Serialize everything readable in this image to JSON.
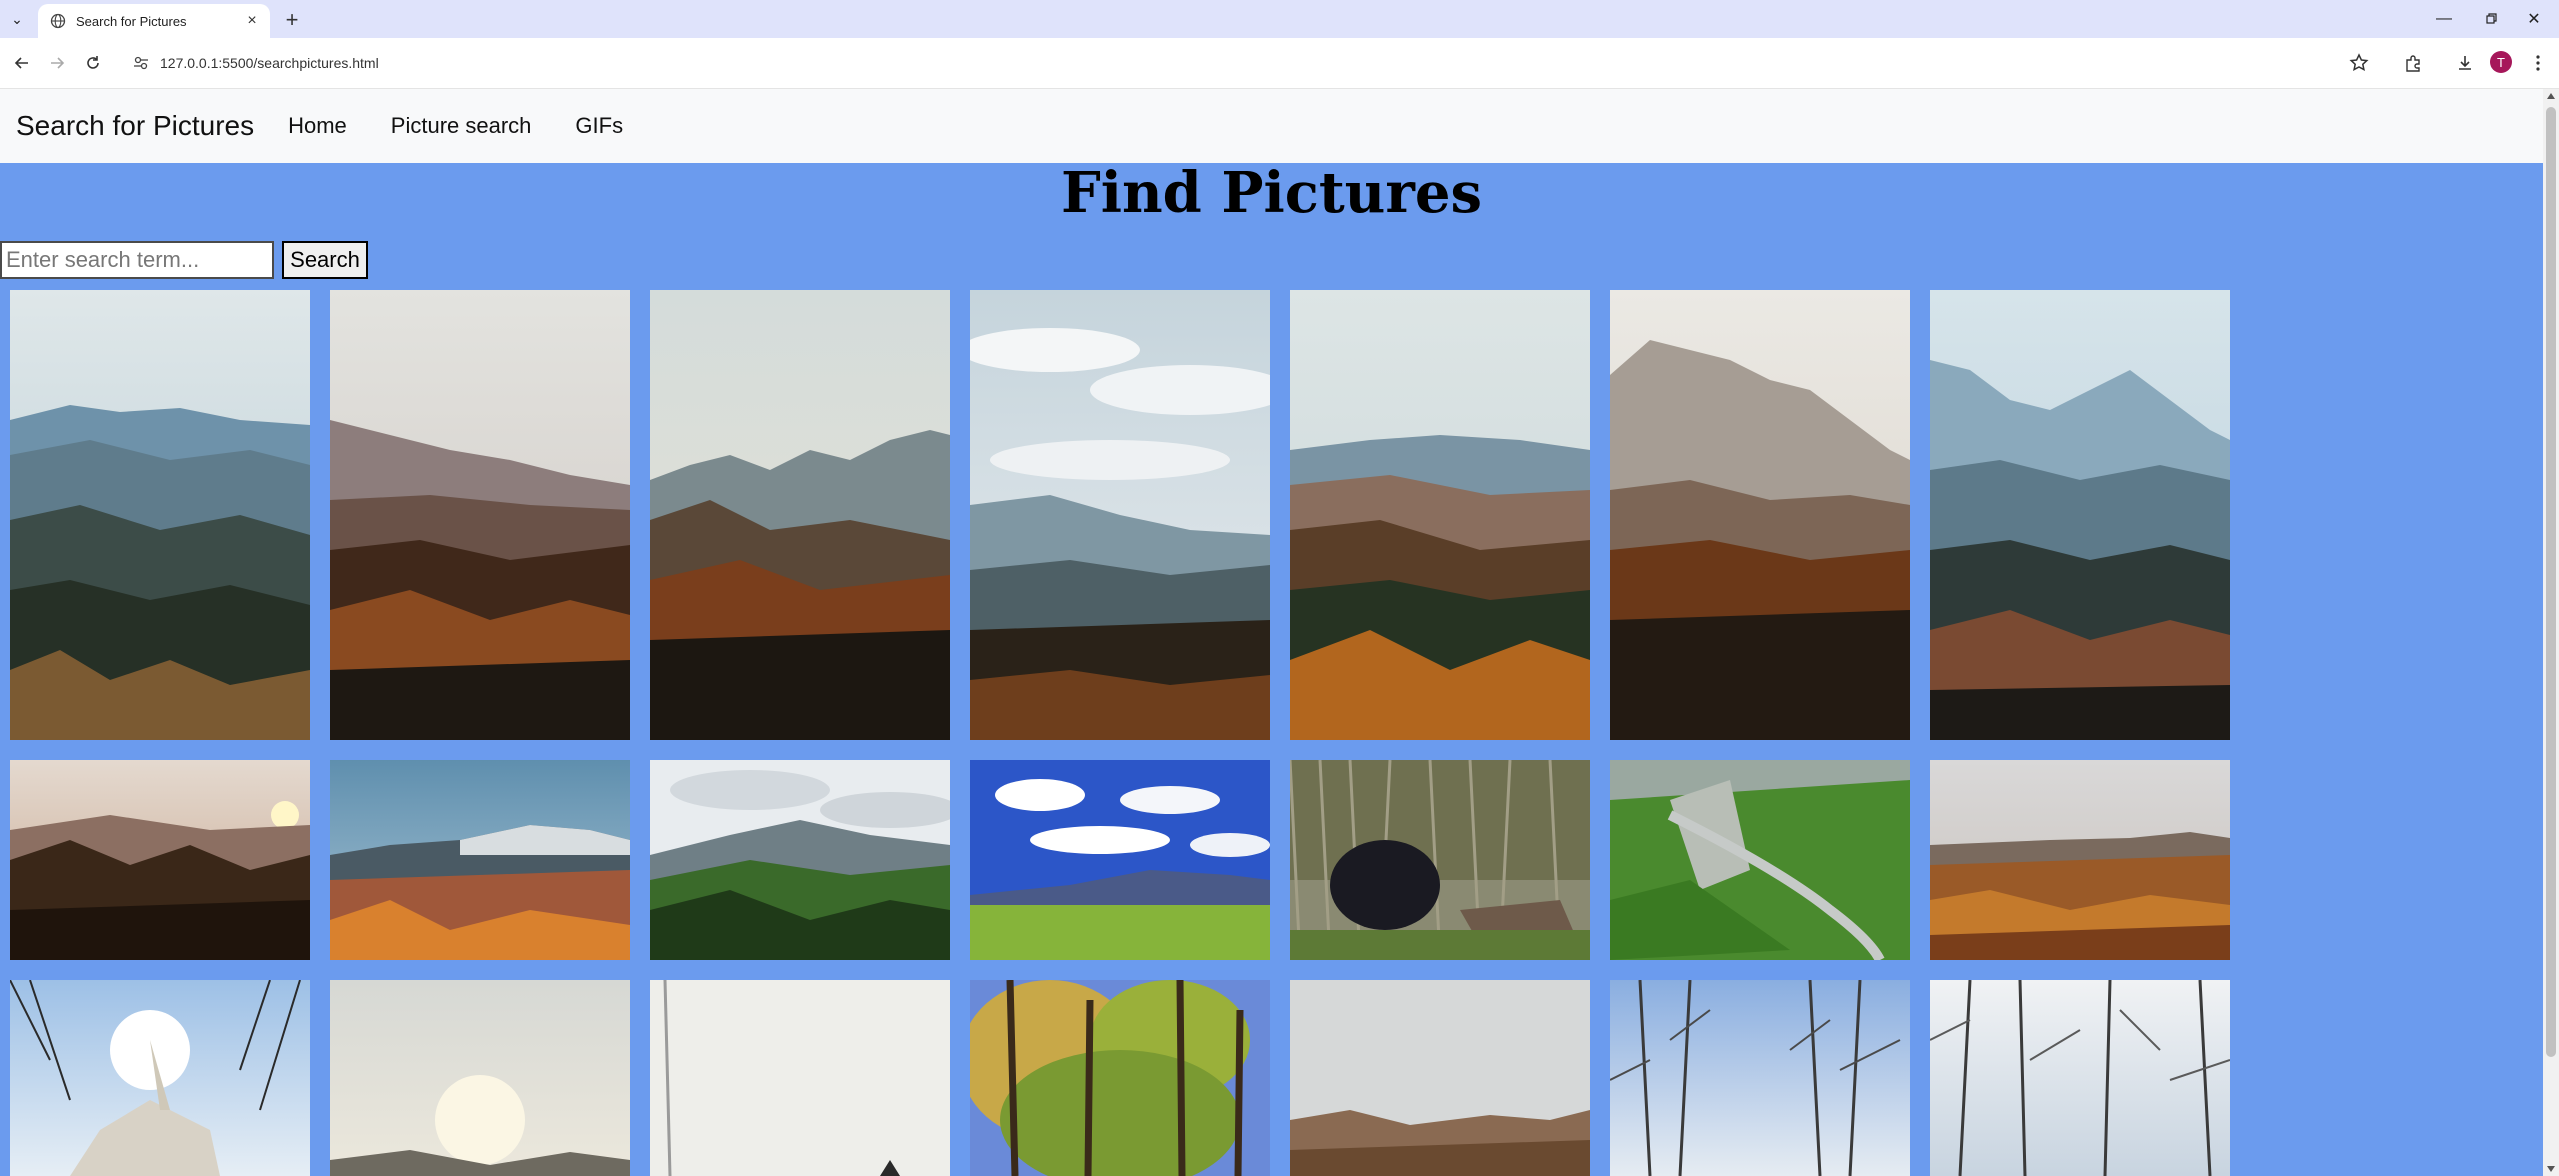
{
  "browser": {
    "tab_title": "Search for Pictures",
    "url": "127.0.0.1:5500/searchpictures.html",
    "profile_initial": "T"
  },
  "nav": {
    "brand": "Search for Pictures",
    "links": [
      "Home",
      "Picture search",
      "GIFs"
    ]
  },
  "main": {
    "title": "Find Pictures",
    "search_placeholder": "Enter search term...",
    "search_button": "Search"
  },
  "gallery": {
    "rows": [
      [
        "mountain-ridge",
        "mountain-haze",
        "mountain-peaks",
        "cloudy-mountains",
        "autumn-valley",
        "sunlit-peak",
        "blue-ridge"
      ],
      [
        "forest-sunset",
        "snowy-peak",
        "green-hills",
        "blue-sky-meadow",
        "black-bear",
        "winding-road",
        "autumn-plateau"
      ],
      [
        "church-steeple",
        "bright-sky",
        "pale-sky",
        "autumn-trees",
        "hazy-hills",
        "bare-trees",
        "bare-branches"
      ]
    ]
  }
}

_ _ _ _

THE PROBLEM: Pick out all the lines with the word "autumn" in them and copy them.

RESPONSE:
        "autumn-valley",
        "autumn-plateau"
        "autumn-trees",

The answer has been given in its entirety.